▶ [DO THIS] Leave out any pictures and transcribe all other data below exactly.
(begin)
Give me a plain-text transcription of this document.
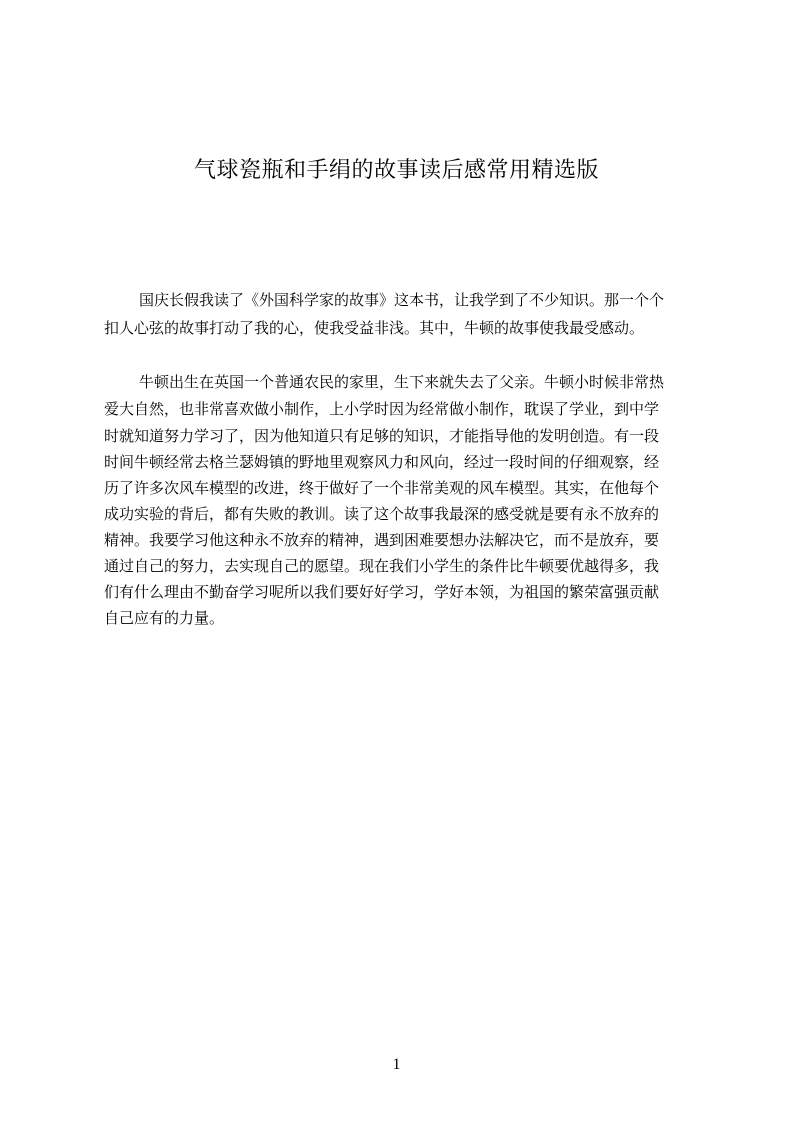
气球瓷瓶和手绢的故事读后感常用精选版
国庆长假我读了《外国科学家的故事》这本书，让我学到了不少知识。那一个个
扣人心弦的故事打动了我的心，使我受益非浅。其中，牛顿的故事使我最受感动。
牛顿出生在英国一个普通农民的家里，生下来就失去了父亲。牛顿小时候非常热
爱大自然，也非常喜欢做小制作，上小学时因为经常做小制作，耽误了学业，到中学
时就知道努力学习了，因为他知道只有足够的知识，才能指导他的发明创造。有一段
时间牛顿经常去格兰瑟姆镇的野地里观察风力和风向，经过一段时间的仔细观察，经
历了许多次风车模型的改进，终于做好了一个非常美观的风车模型。其实，在他每个
成功实验的背后，都有失败的教训。读了这个故事我最深的感受就是要有永不放弃的
精神。我要学习他这种永不放弃的精神，遇到困难要想办法解决它，而不是放弃，要
通过自己的努力，去实现自己的愿望。现在我们小学生的条件比牛顿要优越得多，我
们有什么理由不勤奋学习呢所以我们要好好学习，学好本领，为祖国的繁荣富强贡献
自己应有的力量。
1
(end)
▶ [EXERCISE RESULT]
Give me a plain-text transcription of this document.
气球瓷瓶和手绢的故事读后感常用精选版
国庆长假我读了《外国科学家的故事》这本书，让我学到了不少知识。那一个个
扣人心弦的故事打动了我的心，使我受益非浅。其中，牛顿的故事使我最受感动。
牛顿出生在英国一个普通农民的家里，生下来就失去了父亲。牛顿小时候非常热
爱大自然，也非常喜欢做小制作，上小学时因为经常做小制作，耽误了学业，到中学
时就知道努力学习了，因为他知道只有足够的知识，才能指导他的发明创造。有一段
时间牛顿经常去格兰瑟姆镇的野地里观察风力和风向，经过一段时间的仔细观察，经
历了许多次风车模型的改进，终于做好了一个非常美观的风车模型。其实，在他每个
成功实验的背后，都有失败的教训。读了这个故事我最深的感受就是要有永不放弃的
精神。我要学习他这种永不放弃的精神，遇到困难要想办法解决它，而不是放弃，要
通过自己的努力，去实现自己的愿望。现在我们小学生的条件比牛顿要优越得多，我
们有什么理由不勤奋学习呢所以我们要好好学习，学好本领，为祖国的繁荣富强贡献
自己应有的力量。
1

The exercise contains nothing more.